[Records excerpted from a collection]
══════════
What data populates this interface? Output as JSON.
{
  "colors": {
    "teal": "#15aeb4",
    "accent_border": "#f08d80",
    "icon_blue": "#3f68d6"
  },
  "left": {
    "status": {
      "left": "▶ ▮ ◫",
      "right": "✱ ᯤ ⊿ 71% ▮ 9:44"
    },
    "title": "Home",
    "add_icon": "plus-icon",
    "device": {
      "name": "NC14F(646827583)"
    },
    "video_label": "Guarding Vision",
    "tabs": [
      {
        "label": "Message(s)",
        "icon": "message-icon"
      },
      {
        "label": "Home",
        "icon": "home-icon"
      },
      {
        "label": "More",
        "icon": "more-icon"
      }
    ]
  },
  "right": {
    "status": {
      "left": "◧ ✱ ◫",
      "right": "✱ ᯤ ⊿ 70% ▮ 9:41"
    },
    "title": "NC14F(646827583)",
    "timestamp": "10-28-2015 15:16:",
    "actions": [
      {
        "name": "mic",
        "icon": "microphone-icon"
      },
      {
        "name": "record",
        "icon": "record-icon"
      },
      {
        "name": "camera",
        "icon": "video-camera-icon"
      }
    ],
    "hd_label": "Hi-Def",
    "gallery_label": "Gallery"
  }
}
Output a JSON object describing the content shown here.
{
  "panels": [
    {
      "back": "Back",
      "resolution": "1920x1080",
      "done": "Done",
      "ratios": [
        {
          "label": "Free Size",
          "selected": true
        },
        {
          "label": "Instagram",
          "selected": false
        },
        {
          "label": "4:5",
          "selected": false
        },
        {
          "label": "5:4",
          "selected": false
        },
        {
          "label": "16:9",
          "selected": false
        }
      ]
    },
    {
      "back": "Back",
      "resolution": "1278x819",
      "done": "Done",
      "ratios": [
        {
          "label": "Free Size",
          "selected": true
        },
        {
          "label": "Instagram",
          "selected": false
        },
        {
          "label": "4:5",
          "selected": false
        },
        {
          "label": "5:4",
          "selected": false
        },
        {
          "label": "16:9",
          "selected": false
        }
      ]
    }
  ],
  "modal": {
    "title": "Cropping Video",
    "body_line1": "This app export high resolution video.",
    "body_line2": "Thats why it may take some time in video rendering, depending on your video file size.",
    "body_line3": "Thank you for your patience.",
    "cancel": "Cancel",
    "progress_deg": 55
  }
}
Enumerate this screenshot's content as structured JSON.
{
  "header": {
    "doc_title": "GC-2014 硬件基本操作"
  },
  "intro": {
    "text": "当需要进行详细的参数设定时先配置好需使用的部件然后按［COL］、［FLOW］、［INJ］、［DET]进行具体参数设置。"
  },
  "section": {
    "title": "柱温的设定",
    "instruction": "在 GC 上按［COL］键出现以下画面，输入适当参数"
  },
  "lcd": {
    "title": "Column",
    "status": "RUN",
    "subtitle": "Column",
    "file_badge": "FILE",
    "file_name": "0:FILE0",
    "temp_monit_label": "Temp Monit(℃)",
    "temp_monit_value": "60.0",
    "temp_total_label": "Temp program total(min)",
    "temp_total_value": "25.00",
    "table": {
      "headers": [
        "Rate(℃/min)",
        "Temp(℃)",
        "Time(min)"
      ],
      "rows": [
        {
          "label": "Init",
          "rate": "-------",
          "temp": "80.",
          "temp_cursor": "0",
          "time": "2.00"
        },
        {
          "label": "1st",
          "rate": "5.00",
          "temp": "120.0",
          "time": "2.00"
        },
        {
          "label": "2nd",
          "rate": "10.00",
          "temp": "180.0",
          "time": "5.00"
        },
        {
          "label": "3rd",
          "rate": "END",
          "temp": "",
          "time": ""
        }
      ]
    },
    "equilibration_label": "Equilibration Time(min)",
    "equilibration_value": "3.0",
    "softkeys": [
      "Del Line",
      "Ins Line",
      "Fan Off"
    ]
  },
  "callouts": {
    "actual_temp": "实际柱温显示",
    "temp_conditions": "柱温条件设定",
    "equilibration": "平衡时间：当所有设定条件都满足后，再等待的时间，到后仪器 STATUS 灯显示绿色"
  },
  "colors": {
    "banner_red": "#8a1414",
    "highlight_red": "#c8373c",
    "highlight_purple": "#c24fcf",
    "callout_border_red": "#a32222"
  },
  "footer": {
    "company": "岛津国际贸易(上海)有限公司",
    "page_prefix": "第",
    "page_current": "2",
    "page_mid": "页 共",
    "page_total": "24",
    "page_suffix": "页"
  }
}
══════════
__REQUIRED WORK__. Nothing may be left out: return each entry exactly as it reads.

__SOLVED EXERCISE__.
What data populates this interface? Output as JSON.
{
  "colors": {
    "teal": "#15aeb4",
    "accent_border": "#f08d80",
    "icon_blue": "#3f68d6"
  },
  "left": {
    "status": {
      "left": "▶ ▮ ◫",
      "right": "✱ ᯤ ⊿ 71% ▮ 9:44"
    },
    "title": "Home",
    "add_icon": "plus-icon",
    "device": {
      "name": "NC14F(646827583)"
    },
    "video_label": "Guarding Vision",
    "tabs": [
      {
        "label": "Message(s)",
        "icon": "message-icon"
      },
      {
        "label": "Home",
        "icon": "home-icon"
      },
      {
        "label": "More",
        "icon": "more-icon"
      }
    ]
  },
  "right": {
    "status": {
      "left": "◧ ✱ ◫",
      "right": "✱ ᯤ ⊿ 70% ▮ 9:41"
    },
    "title": "NC14F(646827583)",
    "timestamp": "10-28-2015 15:16:",
    "actions": [
      {
        "name": "mic",
        "icon": "microphone-icon"
      },
      {
        "name": "record",
        "icon": "record-icon"
      },
      {
        "name": "camera",
        "icon": "video-camera-icon"
      }
    ],
    "hd_label": "Hi-Def",
    "gallery_label": "Gallery"
  }
}
Output a JSON object describing the content shown here.
{
  "panels": [
    {
      "back": "Back",
      "resolution": "1920x1080",
      "done": "Done",
      "ratios": [
        {
          "label": "Free Size",
          "selected": true
        },
        {
          "label": "Instagram",
          "selected": false
        },
        {
          "label": "4:5",
          "selected": false
        },
        {
          "label": "5:4",
          "selected": false
        },
        {
          "label": "16:9",
          "selected": false
        }
      ]
    },
    {
      "back": "Back",
      "resolution": "1278x819",
      "done": "Done",
      "ratios": [
        {
          "label": "Free Size",
          "selected": true
        },
        {
          "label": "Instagram",
          "selected": false
        },
        {
          "label": "4:5",
          "selected": false
        },
        {
          "label": "5:4",
          "selected": false
        },
        {
          "label": "16:9",
          "selected": false
        }
      ]
    }
  ],
  "modal": {
    "title": "Cropping Video",
    "body_line1": "This app export high resolution video.",
    "body_line2": "Thats why it may take some time in video rendering, depending on your video file size.",
    "body_line3": "Thank you for your patience.",
    "cancel": "Cancel",
    "progress_deg": 55
  }
}
Enumerate this screenshot's content as structured JSON.
{
  "header": {
    "doc_title": "GC-2014 硬件基本操作"
  },
  "intro": {
    "text": "当需要进行详细的参数设定时先配置好需使用的部件然后按［COL］、［FLOW］、［INJ］、［DET]进行具体参数设置。"
  },
  "section": {
    "title": "柱温的设定",
    "instruction": "在 GC 上按［COL］键出现以下画面，输入适当参数"
  },
  "lcd": {
    "title": "Column",
    "status": "RUN",
    "subtitle": "Column",
    "file_badge": "FILE",
    "file_name": "0:FILE0",
    "temp_monit_label": "Temp Monit(℃)",
    "temp_monit_value": "60.0",
    "temp_total_label": "Temp program total(min)",
    "temp_total_value": "25.00",
    "table": {
      "headers": [
        "Rate(℃/min)",
        "Temp(℃)",
        "Time(min)"
      ],
      "rows": [
        {
          "label": "Init",
          "rate": "-------",
          "temp": "80.",
          "temp_cursor": "0",
          "time": "2.00"
        },
        {
          "label": "1st",
          "rate": "5.00",
          "temp": "120.0",
          "time": "2.00"
        },
        {
          "label": "2nd",
          "rate": "10.00",
          "temp": "180.0",
          "time": "5.00"
        },
        {
          "label": "3rd",
          "rate": "END",
          "temp": "",
          "time": ""
        }
      ]
    },
    "equilibration_label": "Equilibration Time(min)",
    "equilibration_value": "3.0",
    "softkeys": [
      "Del Line",
      "Ins Line",
      "Fan Off"
    ]
  },
  "callouts": {
    "actual_temp": "实际柱温显示",
    "temp_conditions": "柱温条件设定",
    "equilibration": "平衡时间：当所有设定条件都满足后，再等待的时间，到后仪器 STATUS 灯显示绿色"
  },
  "colors": {
    "banner_red": "#8a1414",
    "highlight_red": "#c8373c",
    "highlight_purple": "#c24fcf",
    "callout_border_red": "#a32222"
  },
  "footer": {
    "company": "岛津国际贸易(上海)有限公司",
    "page_prefix": "第",
    "page_current": "2",
    "page_mid": "页 共",
    "page_total": "24",
    "page_suffix": "页"
  }
}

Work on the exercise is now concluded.